The request.
Return every line below as is, leaving out the pictures.

Dataset entries.
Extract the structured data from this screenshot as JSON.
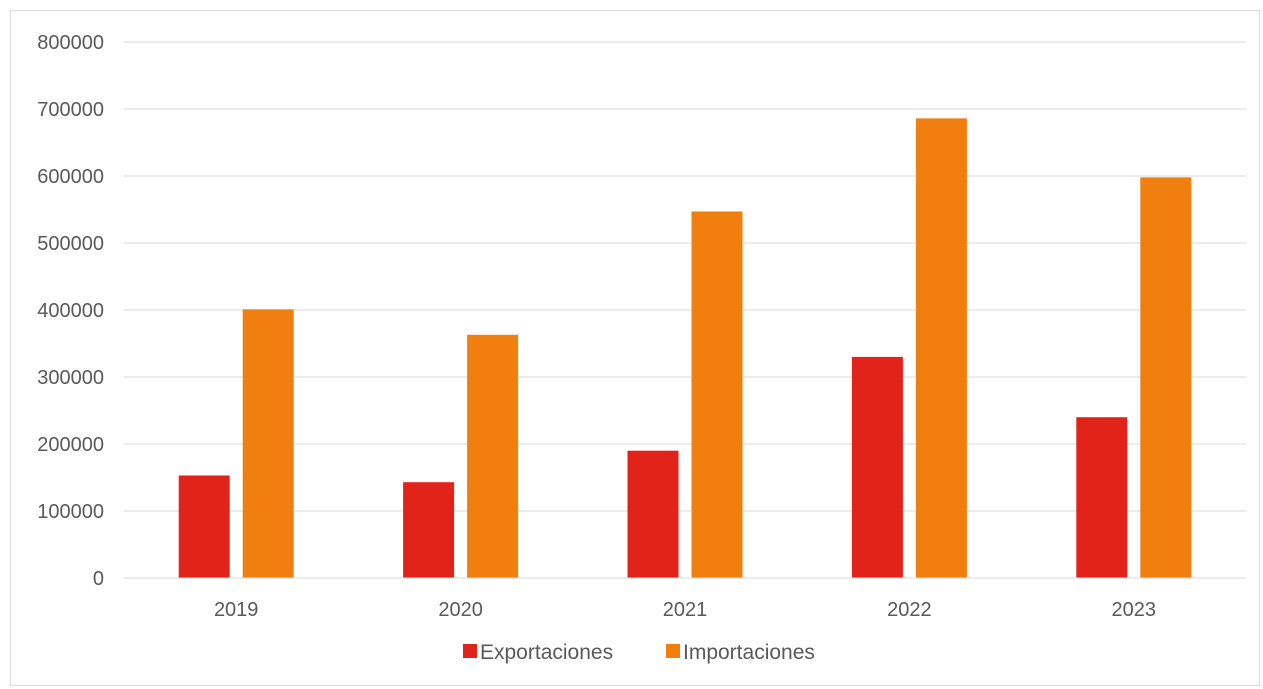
{
  "chart_data": {
    "type": "bar",
    "categories": [
      "2019",
      "2020",
      "2021",
      "2022",
      "2023"
    ],
    "series": [
      {
        "name": "Exportaciones",
        "color": "#e2231a",
        "values": [
          153000,
          143000,
          190000,
          330000,
          240000
        ]
      },
      {
        "name": "Importaciones",
        "color": "#f07f0f",
        "values": [
          401000,
          363000,
          547000,
          686000,
          598000
        ]
      }
    ],
    "ylim": [
      0,
      800000
    ],
    "yticks": [
      "0",
      "100000",
      "200000",
      "300000",
      "400000",
      "500000",
      "600000",
      "700000",
      "800000"
    ],
    "grid": true,
    "legend_position": "bottom"
  }
}
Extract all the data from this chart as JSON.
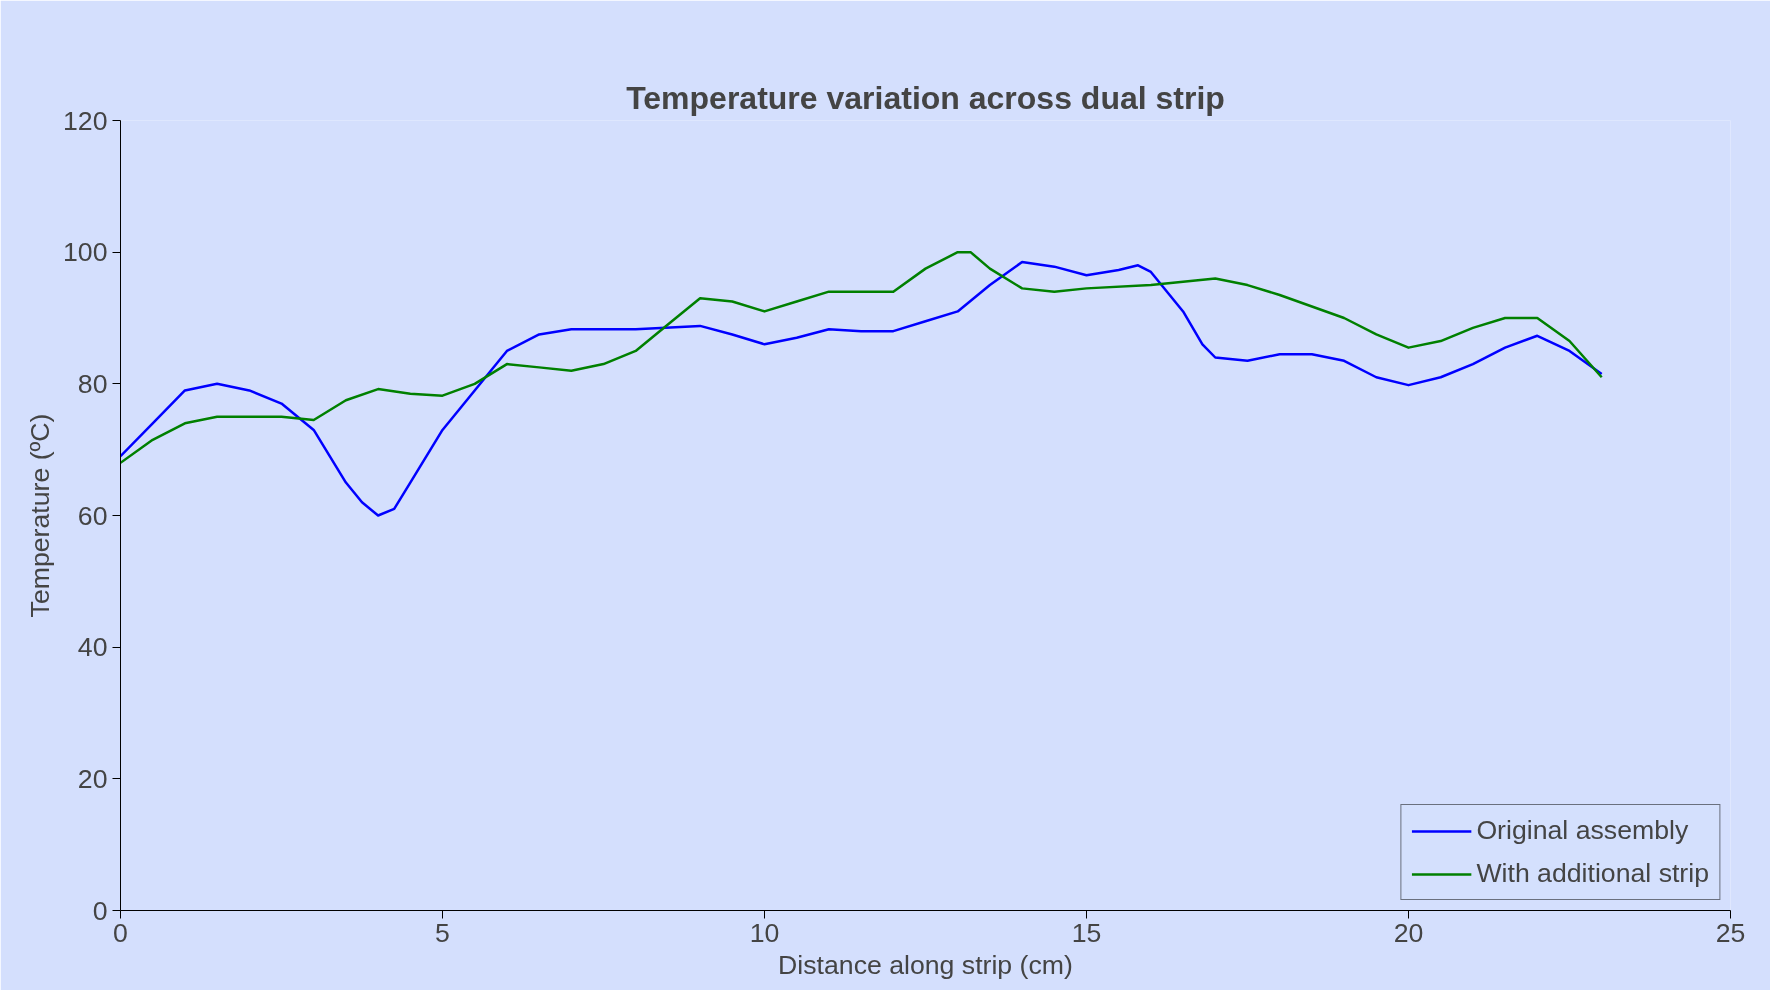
{
  "chart_data": {
    "type": "line",
    "title": "Temperature variation across dual strip",
    "xlabel": "Distance along strip (cm)",
    "ylabel": "Temperature (ºC)",
    "xlim": [
      0,
      25
    ],
    "xticks": [
      0,
      5,
      10,
      15,
      20,
      25
    ],
    "ylim": [
      0,
      120
    ],
    "yticks": [
      0,
      20,
      40,
      60,
      80,
      100,
      120
    ],
    "grid": false,
    "legend": "bottom right",
    "line_style": "solid",
    "marker": "none",
    "series": [
      {
        "name": "Original assembly",
        "color": "#0000ff",
        "x": [
          0,
          0.5,
          1,
          1.5,
          2,
          2.5,
          3,
          3.5,
          3.75,
          4,
          4.25,
          4.5,
          5,
          5.5,
          6,
          6.5,
          7,
          8,
          9,
          9.5,
          10,
          10.5,
          11,
          11.5,
          12,
          12.5,
          13,
          13.5,
          14,
          14.5,
          15,
          15.5,
          15.8,
          16,
          16.5,
          16.8,
          17,
          17.5,
          18,
          18.5,
          19,
          19.5,
          20,
          20.5,
          21,
          21.5,
          22,
          22.5,
          23
        ],
        "values": [
          69,
          74,
          79,
          80,
          79,
          77,
          73,
          65,
          62,
          60,
          61,
          65,
          73,
          79,
          85,
          87.5,
          88.3,
          88.3,
          88.8,
          87.5,
          86,
          87,
          88.3,
          88,
          88,
          89.5,
          91,
          95,
          98.5,
          97.8,
          96.5,
          97.3,
          98,
          97,
          91,
          86,
          84,
          83.5,
          84.5,
          84.5,
          83.5,
          81,
          79.8,
          81,
          83,
          85.5,
          87.3,
          85,
          81.5
        ]
      },
      {
        "name": "With additional strip",
        "color": "#008000",
        "x": [
          0,
          0.5,
          1,
          1.5,
          2,
          2.5,
          3,
          3.5,
          4,
          4.5,
          5,
          5.5,
          6,
          6.5,
          7,
          7.5,
          8,
          8.5,
          9,
          9.5,
          10,
          10.5,
          11,
          11.5,
          12,
          12.5,
          13,
          13.2,
          13.5,
          14,
          14.5,
          15,
          16,
          16.5,
          17,
          17.5,
          18,
          19,
          19.5,
          20,
          20.5,
          21,
          21.5,
          22,
          22.5,
          23
        ],
        "values": [
          68,
          71.5,
          74,
          75,
          75,
          75,
          74.5,
          77.5,
          79.2,
          78.5,
          78.2,
          80,
          83,
          82.5,
          82,
          83,
          85,
          89,
          93,
          92.5,
          91,
          92.5,
          94,
          94,
          94,
          97.5,
          100,
          100,
          97.5,
          94.5,
          94,
          94.5,
          95,
          95.5,
          96,
          95,
          93.5,
          90,
          87.5,
          85.5,
          86.5,
          88.5,
          90,
          90,
          86.5,
          81
        ]
      }
    ]
  }
}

Final result.
Extract the structured data from this screenshot as JSON.
{
  "chart_data": {
    "type": "bar",
    "categories": [
      "2019",
      "2020",
      "2021",
      "2022",
      "2023"
    ],
    "series": [
      {
        "name": "Exportaciones",
        "color": "#e2231a",
        "values": [
          153000,
          143000,
          190000,
          330000,
          240000
        ]
      },
      {
        "name": "Importaciones",
        "color": "#f07f0f",
        "values": [
          401000,
          363000,
          547000,
          686000,
          598000
        ]
      }
    ],
    "ylim": [
      0,
      800000
    ],
    "yticks": [
      "0",
      "100000",
      "200000",
      "300000",
      "400000",
      "500000",
      "600000",
      "700000",
      "800000"
    ],
    "grid": true,
    "legend_position": "bottom"
  }
}
Extract all the data from this chart as JSON.
{
  "chart_data": {
    "type": "line",
    "title": "Temperature variation across dual strip",
    "xlabel": "Distance along strip (cm)",
    "ylabel": "Temperature (ºC)",
    "xlim": [
      0,
      25
    ],
    "xticks": [
      0,
      5,
      10,
      15,
      20,
      25
    ],
    "ylim": [
      0,
      120
    ],
    "yticks": [
      0,
      20,
      40,
      60,
      80,
      100,
      120
    ],
    "grid": false,
    "legend": "bottom right",
    "line_style": "solid",
    "marker": "none",
    "series": [
      {
        "name": "Original assembly",
        "color": "#0000ff",
        "x": [
          0,
          0.5,
          1,
          1.5,
          2,
          2.5,
          3,
          3.5,
          3.75,
          4,
          4.25,
          4.5,
          5,
          5.5,
          6,
          6.5,
          7,
          8,
          9,
          9.5,
          10,
          10.5,
          11,
          11.5,
          12,
          12.5,
          13,
          13.5,
          14,
          14.5,
          15,
          15.5,
          15.8,
          16,
          16.5,
          16.8,
          17,
          17.5,
          18,
          18.5,
          19,
          19.5,
          20,
          20.5,
          21,
          21.5,
          22,
          22.5,
          23
        ],
        "values": [
          69,
          74,
          79,
          80,
          79,
          77,
          73,
          65,
          62,
          60,
          61,
          65,
          73,
          79,
          85,
          87.5,
          88.3,
          88.3,
          88.8,
          87.5,
          86,
          87,
          88.3,
          88,
          88,
          89.5,
          91,
          95,
          98.5,
          97.8,
          96.5,
          97.3,
          98,
          97,
          91,
          86,
          84,
          83.5,
          84.5,
          84.5,
          83.5,
          81,
          79.8,
          81,
          83,
          85.5,
          87.3,
          85,
          81.5
        ]
      },
      {
        "name": "With additional strip",
        "color": "#008000",
        "x": [
          0,
          0.5,
          1,
          1.5,
          2,
          2.5,
          3,
          3.5,
          4,
          4.5,
          5,
          5.5,
          6,
          6.5,
          7,
          7.5,
          8,
          8.5,
          9,
          9.5,
          10,
          10.5,
          11,
          11.5,
          12,
          12.5,
          13,
          13.2,
          13.5,
          14,
          14.5,
          15,
          16,
          16.5,
          17,
          17.5,
          18,
          19,
          19.5,
          20,
          20.5,
          21,
          21.5,
          22,
          22.5,
          23
        ],
        "values": [
          68,
          71.5,
          74,
          75,
          75,
          75,
          74.5,
          77.5,
          79.2,
          78.5,
          78.2,
          80,
          83,
          82.5,
          82,
          83,
          85,
          89,
          93,
          92.5,
          91,
          92.5,
          94,
          94,
          94,
          97.5,
          100,
          100,
          97.5,
          94.5,
          94,
          94.5,
          95,
          95.5,
          96,
          95,
          93.5,
          90,
          87.5,
          85.5,
          86.5,
          88.5,
          90,
          90,
          86.5,
          81
        ]
      }
    ]
  }
}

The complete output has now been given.